(OBJECTIVE)
Copy out each line that includes the word "description".

* START ENTRIES *

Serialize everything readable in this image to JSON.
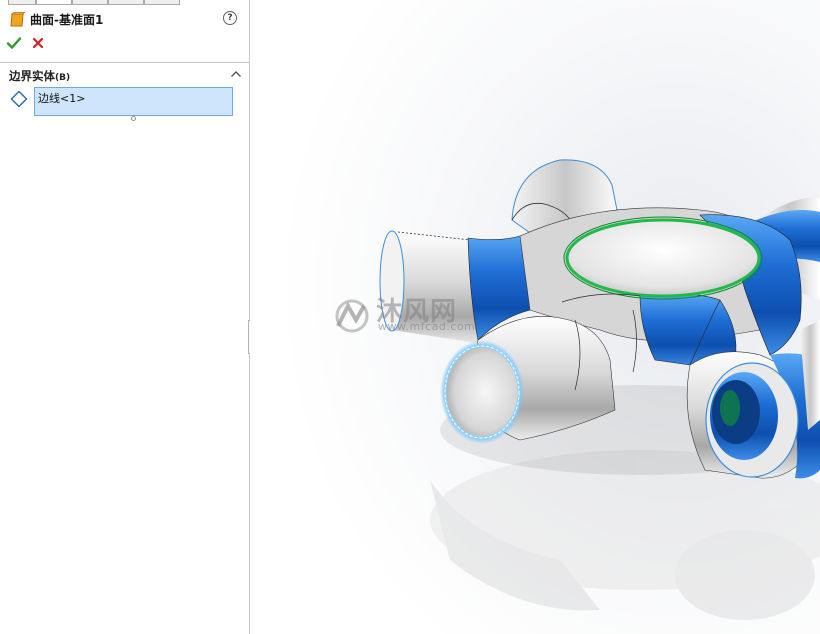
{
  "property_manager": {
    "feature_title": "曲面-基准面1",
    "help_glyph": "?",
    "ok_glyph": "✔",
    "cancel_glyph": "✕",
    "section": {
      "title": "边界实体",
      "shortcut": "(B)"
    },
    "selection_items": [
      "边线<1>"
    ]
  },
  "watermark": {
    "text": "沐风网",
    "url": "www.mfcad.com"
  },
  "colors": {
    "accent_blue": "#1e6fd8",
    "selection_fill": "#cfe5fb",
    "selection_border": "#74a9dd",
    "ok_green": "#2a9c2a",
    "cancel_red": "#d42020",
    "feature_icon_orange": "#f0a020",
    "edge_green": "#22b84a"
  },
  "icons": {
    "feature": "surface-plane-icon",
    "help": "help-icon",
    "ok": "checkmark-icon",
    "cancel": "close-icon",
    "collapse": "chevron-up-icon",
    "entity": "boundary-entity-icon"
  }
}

* END ENTRIES *
* START ENTRIES *

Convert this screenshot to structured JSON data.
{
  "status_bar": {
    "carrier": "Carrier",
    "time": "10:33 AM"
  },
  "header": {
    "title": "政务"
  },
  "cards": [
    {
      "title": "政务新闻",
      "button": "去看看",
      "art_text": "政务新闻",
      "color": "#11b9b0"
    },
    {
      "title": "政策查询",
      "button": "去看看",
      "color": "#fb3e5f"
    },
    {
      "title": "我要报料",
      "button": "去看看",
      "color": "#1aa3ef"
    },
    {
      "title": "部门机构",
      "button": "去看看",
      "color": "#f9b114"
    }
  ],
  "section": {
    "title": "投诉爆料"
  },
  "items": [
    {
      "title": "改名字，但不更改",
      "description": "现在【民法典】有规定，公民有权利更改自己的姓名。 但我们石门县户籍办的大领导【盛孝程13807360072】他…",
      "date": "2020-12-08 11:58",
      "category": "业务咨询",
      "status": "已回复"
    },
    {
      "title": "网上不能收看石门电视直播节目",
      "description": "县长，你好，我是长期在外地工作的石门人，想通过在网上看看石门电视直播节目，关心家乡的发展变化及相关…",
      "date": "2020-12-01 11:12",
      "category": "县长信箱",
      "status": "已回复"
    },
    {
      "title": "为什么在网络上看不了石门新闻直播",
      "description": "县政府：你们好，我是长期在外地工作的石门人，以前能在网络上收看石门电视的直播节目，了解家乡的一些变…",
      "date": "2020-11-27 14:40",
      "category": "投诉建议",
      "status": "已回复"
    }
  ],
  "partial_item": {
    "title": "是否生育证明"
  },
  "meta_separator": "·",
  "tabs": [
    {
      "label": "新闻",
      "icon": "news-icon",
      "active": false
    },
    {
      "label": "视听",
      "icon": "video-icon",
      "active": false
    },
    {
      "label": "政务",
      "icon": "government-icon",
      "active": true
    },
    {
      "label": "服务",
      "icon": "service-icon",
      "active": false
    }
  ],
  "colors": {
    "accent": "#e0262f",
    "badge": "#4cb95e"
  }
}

* END ENTRIES *

(RESULT FOR THIS TASK)
      "description": "现在【民法典】有规定，公民有权利更改自己的姓名。 但我们石门县户籍办的大领导【盛孝程13807360072】他…",
      "description": "县长，你好，我是长期在外地工作的石门人，想通过在网上看看石门电视直播节目，关心家乡的发展变化及相关…",
      "description": "县政府：你们好，我是长期在外地工作的石门人，以前能在网络上收看石门电视的直播节目，了解家乡的一些变…",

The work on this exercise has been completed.